--- start of Data for this exercise ---

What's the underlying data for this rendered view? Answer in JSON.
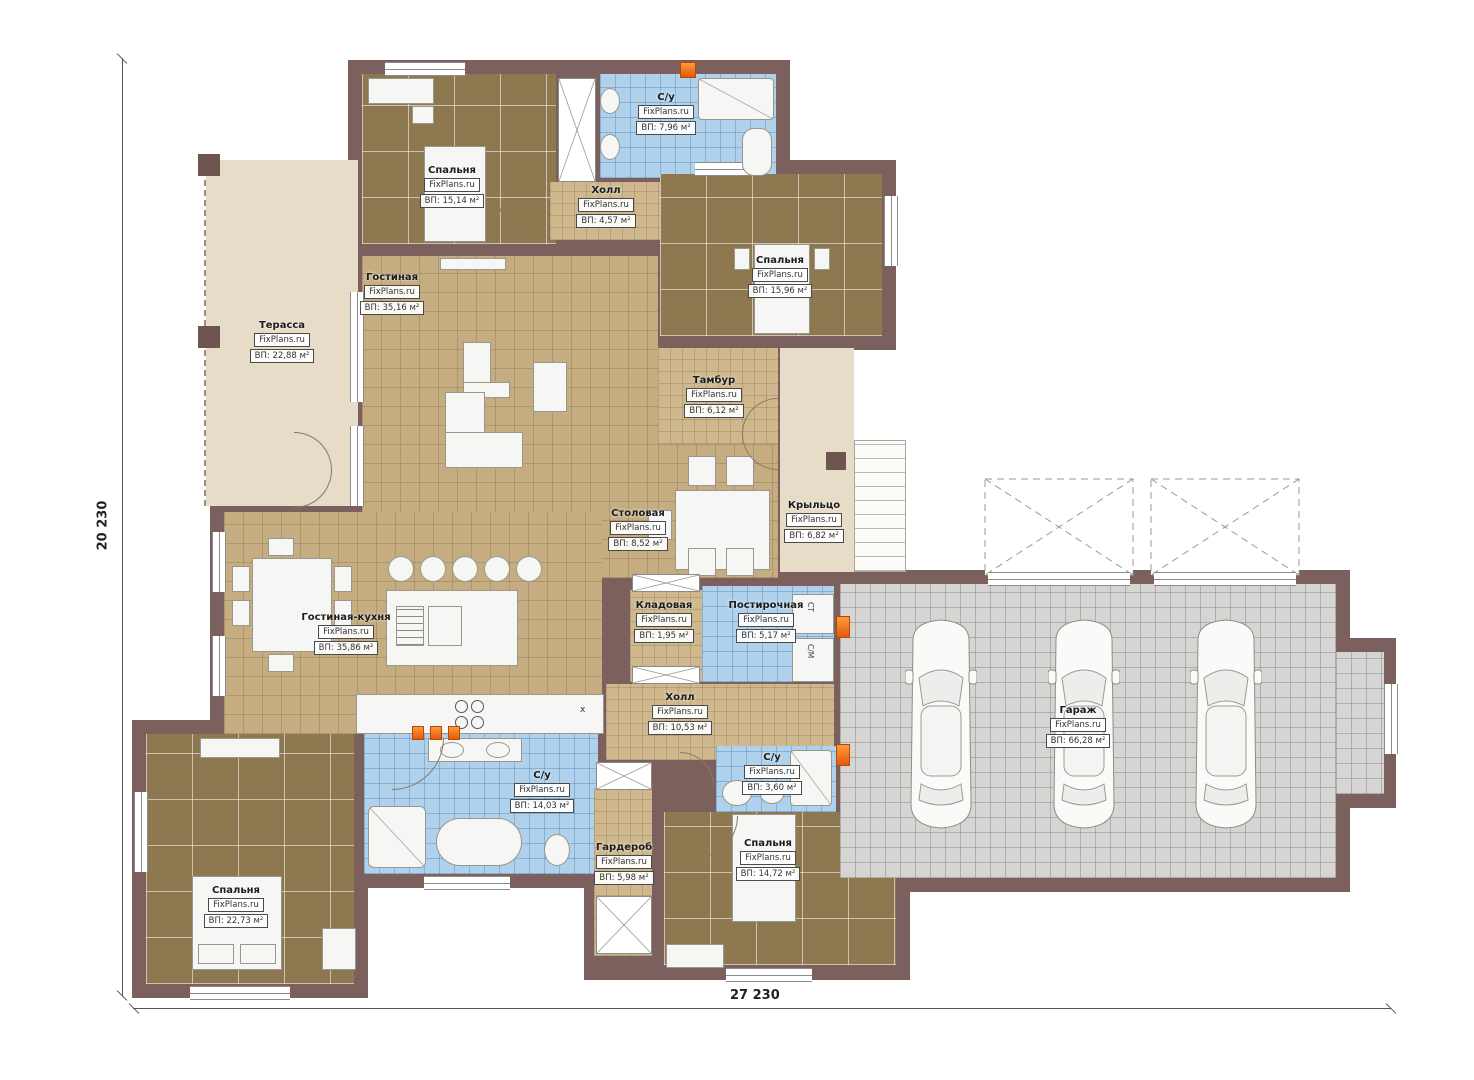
{
  "watermark": "FixPlans.ru",
  "dims": {
    "left": "20 230",
    "bottom": "27 230"
  },
  "colors": {
    "wall": "#7b605e",
    "floor_dark": "#8d7850",
    "floor_tan": "#c6ad81",
    "floor_blue": "#b0d1ec",
    "floor_gray": "#d6d5d3",
    "terrace": "#e6dcc8",
    "accent_orange": "#e2590a"
  },
  "rooms": {
    "bedroom_tl": {
      "name": "Спальня",
      "area": "ВП: 15,14 м²"
    },
    "bath_top": {
      "name": "С/у",
      "area": "ВП: 7,96 м²"
    },
    "hall_top": {
      "name": "Холл",
      "area": "ВП: 4,57 м²"
    },
    "bedroom_tr": {
      "name": "Спальня",
      "area": "ВП: 15,96 м²"
    },
    "terrace": {
      "name": "Терасса",
      "area": "ВП: 22,88 м²"
    },
    "living": {
      "name": "Гостиная",
      "area": "ВП: 35,16 м²"
    },
    "tambour": {
      "name": "Тамбур",
      "area": "ВП: 6,12 м²"
    },
    "dining": {
      "name": "Столовая",
      "area": "ВП: 8,52 м²"
    },
    "porch": {
      "name": "Крыльцо",
      "area": "ВП: 6,82 м²"
    },
    "kitchen_living": {
      "name": "Гостиная-кухня",
      "area": "ВП: 35,86 м²"
    },
    "storage": {
      "name": "Кладовая",
      "area": "ВП: 1,95 м²"
    },
    "laundry": {
      "name": "Постирочная",
      "area": "ВП: 5,17 м²"
    },
    "hall_mid": {
      "name": "Холл",
      "area": "ВП: 10,53 м²"
    },
    "wc_small": {
      "name": "С/у",
      "area": "ВП: 3,60 м²"
    },
    "garage": {
      "name": "Гараж",
      "area": "ВП: 66,28 м²"
    },
    "bath_big": {
      "name": "С/у",
      "area": "ВП: 14,03 м²"
    },
    "wardrobe": {
      "name": "Гардероб",
      "area": "ВП: 5,98 м²"
    },
    "bedroom_bm": {
      "name": "Спальня",
      "area": "ВП: 14,72 м²"
    },
    "bedroom_bl": {
      "name": "Спальня",
      "area": "ВП: 22,73 м²"
    }
  },
  "misc": {
    "laundry_top": "СТ",
    "laundry_bottom": "С/М",
    "counter_mark": "х"
  }
}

--- end of Data for this exercise ---

Goal:
Copy out all the data without changing anything, and drop the pictures.

Solution:
What's the underlying data for this rendered view? Answer in JSON.
{
  "watermark": "FixPlans.ru",
  "dims": {
    "left": "20 230",
    "bottom": "27 230"
  },
  "colors": {
    "wall": "#7b605e",
    "floor_dark": "#8d7850",
    "floor_tan": "#c6ad81",
    "floor_blue": "#b0d1ec",
    "floor_gray": "#d6d5d3",
    "terrace": "#e6dcc8",
    "accent_orange": "#e2590a"
  },
  "rooms": {
    "bedroom_tl": {
      "name": "Спальня",
      "area": "ВП: 15,14 м²"
    },
    "bath_top": {
      "name": "С/у",
      "area": "ВП: 7,96 м²"
    },
    "hall_top": {
      "name": "Холл",
      "area": "ВП: 4,57 м²"
    },
    "bedroom_tr": {
      "name": "Спальня",
      "area": "ВП: 15,96 м²"
    },
    "terrace": {
      "name": "Терасса",
      "area": "ВП: 22,88 м²"
    },
    "living": {
      "name": "Гостиная",
      "area": "ВП: 35,16 м²"
    },
    "tambour": {
      "name": "Тамбур",
      "area": "ВП: 6,12 м²"
    },
    "dining": {
      "name": "Столовая",
      "area": "ВП: 8,52 м²"
    },
    "porch": {
      "name": "Крыльцо",
      "area": "ВП: 6,82 м²"
    },
    "kitchen_living": {
      "name": "Гостиная-кухня",
      "area": "ВП: 35,86 м²"
    },
    "storage": {
      "name": "Кладовая",
      "area": "ВП: 1,95 м²"
    },
    "laundry": {
      "name": "Постирочная",
      "area": "ВП: 5,17 м²"
    },
    "hall_mid": {
      "name": "Холл",
      "area": "ВП: 10,53 м²"
    },
    "wc_small": {
      "name": "С/у",
      "area": "ВП: 3,60 м²"
    },
    "garage": {
      "name": "Гараж",
      "area": "ВП: 66,28 м²"
    },
    "bath_big": {
      "name": "С/у",
      "area": "ВП: 14,03 м²"
    },
    "wardrobe": {
      "name": "Гардероб",
      "area": "ВП: 5,98 м²"
    },
    "bedroom_bm": {
      "name": "Спальня",
      "area": "ВП: 14,72 м²"
    },
    "bedroom_bl": {
      "name": "Спальня",
      "area": "ВП: 22,73 м²"
    }
  },
  "misc": {
    "laundry_top": "СТ",
    "laundry_bottom": "С/М",
    "counter_mark": "х"
  }
}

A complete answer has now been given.